> Task material
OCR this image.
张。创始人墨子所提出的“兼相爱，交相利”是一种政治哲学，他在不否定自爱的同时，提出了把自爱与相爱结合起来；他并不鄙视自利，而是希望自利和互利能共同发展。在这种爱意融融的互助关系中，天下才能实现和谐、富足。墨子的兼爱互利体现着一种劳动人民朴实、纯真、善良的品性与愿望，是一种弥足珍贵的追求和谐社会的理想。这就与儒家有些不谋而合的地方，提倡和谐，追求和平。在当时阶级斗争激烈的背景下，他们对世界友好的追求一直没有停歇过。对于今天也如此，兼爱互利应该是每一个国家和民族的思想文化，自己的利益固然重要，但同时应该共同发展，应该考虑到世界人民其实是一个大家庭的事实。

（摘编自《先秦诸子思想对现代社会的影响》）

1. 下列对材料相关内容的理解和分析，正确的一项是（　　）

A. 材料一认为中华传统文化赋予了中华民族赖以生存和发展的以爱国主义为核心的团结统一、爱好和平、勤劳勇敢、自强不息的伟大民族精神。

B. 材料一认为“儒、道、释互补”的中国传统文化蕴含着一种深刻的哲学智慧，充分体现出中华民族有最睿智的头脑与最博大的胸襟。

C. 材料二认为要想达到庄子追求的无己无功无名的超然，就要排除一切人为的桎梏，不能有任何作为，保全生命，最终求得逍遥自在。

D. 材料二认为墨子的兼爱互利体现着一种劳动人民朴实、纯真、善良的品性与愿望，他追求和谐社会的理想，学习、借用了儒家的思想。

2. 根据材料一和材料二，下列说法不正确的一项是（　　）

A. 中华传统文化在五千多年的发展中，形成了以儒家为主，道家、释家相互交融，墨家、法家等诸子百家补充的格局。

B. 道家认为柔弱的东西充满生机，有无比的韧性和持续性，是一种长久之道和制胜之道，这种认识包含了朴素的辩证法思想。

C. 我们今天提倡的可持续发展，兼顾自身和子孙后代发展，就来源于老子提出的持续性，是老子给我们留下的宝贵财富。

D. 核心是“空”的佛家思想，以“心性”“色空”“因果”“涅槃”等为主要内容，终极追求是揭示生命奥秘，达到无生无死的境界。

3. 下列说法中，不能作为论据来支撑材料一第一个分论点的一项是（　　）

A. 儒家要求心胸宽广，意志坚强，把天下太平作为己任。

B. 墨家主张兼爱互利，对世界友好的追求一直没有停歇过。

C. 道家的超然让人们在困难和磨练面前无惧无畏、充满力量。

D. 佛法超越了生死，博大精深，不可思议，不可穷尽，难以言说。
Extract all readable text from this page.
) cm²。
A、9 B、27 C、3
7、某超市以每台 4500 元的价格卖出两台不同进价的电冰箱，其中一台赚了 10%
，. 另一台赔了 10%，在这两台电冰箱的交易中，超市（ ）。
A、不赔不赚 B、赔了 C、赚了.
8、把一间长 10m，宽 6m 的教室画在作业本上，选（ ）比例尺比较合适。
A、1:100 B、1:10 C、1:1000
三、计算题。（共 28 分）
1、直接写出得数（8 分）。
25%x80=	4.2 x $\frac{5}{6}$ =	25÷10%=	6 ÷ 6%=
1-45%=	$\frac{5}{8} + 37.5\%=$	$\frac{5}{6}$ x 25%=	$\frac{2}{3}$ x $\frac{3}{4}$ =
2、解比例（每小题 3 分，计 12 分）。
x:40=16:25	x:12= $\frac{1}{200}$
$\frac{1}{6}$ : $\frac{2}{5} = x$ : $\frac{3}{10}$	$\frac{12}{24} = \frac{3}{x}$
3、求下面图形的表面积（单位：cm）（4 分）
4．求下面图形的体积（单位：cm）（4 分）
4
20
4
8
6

> Do this
Read through the lines above and collect those that contain the string "善良的品性与愿望".

> Written answer
张。创始人墨子所提出的“兼相爱，交相利”是一种政治哲学，他在不否定自爱的同时，提出了把自爱与相爱结合起来；他并不鄙视自利，而是希望自利和互利能共同发展。在这种爱意融融的互助关系中，天下才能实现和谐、富足。墨子的兼爱互利体现着一种劳动人民朴实、纯真、善良的品性与愿望，是一种弥足珍贵的追求和谐社会的理想。这就与儒家有些不谋而合的地方，提倡和谐，追求和平。在当时阶级斗争激烈的背景下，他们对世界友好的追求一直没有停歇过。对于今天也如此，兼爱互利应该是每一个国家和民族的思想文化，自己的利益固然重要，但同时应该共同发展，应该考虑到世界人民其实是一个大家庭的事实。
D. 材料二认为墨子的兼爱互利体现着一种劳动人民朴实、纯真、善良的品性与愿望，他追求和谐社会的理想，学习、借用了儒家的思想。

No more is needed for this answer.